Work instructions:
In the entries below, find every line with "visoke" and copy it.

..............................

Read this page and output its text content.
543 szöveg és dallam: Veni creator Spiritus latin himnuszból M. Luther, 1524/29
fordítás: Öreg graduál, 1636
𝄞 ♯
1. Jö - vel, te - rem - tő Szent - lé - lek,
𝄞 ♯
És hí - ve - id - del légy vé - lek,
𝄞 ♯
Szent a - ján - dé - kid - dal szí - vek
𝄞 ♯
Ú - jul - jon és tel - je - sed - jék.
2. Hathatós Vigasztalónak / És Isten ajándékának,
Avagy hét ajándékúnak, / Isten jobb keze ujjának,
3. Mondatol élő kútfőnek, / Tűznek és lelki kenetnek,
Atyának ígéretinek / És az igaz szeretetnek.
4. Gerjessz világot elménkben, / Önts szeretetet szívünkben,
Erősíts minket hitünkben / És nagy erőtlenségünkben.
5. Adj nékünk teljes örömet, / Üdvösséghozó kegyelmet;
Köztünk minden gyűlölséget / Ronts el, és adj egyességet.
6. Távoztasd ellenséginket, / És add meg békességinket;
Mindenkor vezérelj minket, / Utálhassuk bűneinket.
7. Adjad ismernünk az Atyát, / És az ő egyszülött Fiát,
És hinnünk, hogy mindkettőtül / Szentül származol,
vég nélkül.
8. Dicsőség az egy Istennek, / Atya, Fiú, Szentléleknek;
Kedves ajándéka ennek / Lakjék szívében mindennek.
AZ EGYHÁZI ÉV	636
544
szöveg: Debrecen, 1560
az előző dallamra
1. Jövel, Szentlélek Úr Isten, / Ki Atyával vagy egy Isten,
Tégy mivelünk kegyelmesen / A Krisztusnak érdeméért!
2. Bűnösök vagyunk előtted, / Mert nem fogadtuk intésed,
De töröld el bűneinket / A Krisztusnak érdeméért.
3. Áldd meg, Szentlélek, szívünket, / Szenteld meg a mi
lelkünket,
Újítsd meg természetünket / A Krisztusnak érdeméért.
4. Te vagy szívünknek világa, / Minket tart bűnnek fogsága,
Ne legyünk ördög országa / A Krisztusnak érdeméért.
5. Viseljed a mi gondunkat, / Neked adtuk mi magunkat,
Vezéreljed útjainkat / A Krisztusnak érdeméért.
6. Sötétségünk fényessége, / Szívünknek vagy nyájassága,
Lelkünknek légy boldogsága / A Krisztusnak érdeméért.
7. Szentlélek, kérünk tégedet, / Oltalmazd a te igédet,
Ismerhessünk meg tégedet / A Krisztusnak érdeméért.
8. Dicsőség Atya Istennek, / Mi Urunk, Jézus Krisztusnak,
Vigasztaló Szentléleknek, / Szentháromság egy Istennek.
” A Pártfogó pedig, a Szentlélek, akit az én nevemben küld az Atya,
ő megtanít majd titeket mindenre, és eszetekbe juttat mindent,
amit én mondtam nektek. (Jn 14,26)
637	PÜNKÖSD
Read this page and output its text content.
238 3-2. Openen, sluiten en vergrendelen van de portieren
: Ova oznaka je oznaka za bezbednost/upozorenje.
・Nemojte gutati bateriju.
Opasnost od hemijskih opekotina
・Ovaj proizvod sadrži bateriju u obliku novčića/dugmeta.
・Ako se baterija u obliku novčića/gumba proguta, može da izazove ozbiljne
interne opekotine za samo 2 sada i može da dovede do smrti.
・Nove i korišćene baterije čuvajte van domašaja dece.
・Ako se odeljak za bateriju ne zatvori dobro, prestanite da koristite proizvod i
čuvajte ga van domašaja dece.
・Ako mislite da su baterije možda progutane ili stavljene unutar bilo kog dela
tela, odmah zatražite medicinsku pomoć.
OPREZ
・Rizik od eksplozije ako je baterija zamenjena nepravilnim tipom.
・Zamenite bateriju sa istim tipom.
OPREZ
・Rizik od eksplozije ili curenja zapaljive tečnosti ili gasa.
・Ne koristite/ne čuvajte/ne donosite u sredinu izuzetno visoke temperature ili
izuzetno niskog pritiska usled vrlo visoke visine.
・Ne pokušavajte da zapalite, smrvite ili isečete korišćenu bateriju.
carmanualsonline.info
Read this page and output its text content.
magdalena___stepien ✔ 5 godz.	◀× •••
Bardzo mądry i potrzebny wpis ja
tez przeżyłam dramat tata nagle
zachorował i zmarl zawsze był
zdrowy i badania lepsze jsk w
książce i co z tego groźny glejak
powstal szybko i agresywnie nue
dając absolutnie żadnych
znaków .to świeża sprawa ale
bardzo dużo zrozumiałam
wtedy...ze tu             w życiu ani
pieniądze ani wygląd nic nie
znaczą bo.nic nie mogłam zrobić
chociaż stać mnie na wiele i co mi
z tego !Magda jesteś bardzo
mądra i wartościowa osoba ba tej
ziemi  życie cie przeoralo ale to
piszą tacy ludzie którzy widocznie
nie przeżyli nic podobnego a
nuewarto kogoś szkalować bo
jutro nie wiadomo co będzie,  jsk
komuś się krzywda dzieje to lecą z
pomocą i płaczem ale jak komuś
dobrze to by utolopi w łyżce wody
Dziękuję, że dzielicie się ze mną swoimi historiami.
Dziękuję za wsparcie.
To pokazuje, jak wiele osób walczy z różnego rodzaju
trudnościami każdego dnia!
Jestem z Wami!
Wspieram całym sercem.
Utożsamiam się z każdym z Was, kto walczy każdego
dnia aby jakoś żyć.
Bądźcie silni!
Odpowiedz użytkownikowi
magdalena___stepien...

..............................

Solution to the exercise:
・Ne koristite/ne čuvajte/ne donosite u sredinu izuzetno visoke temperature ili
izuzetno niskog pritiska usled vrlo visoke visine.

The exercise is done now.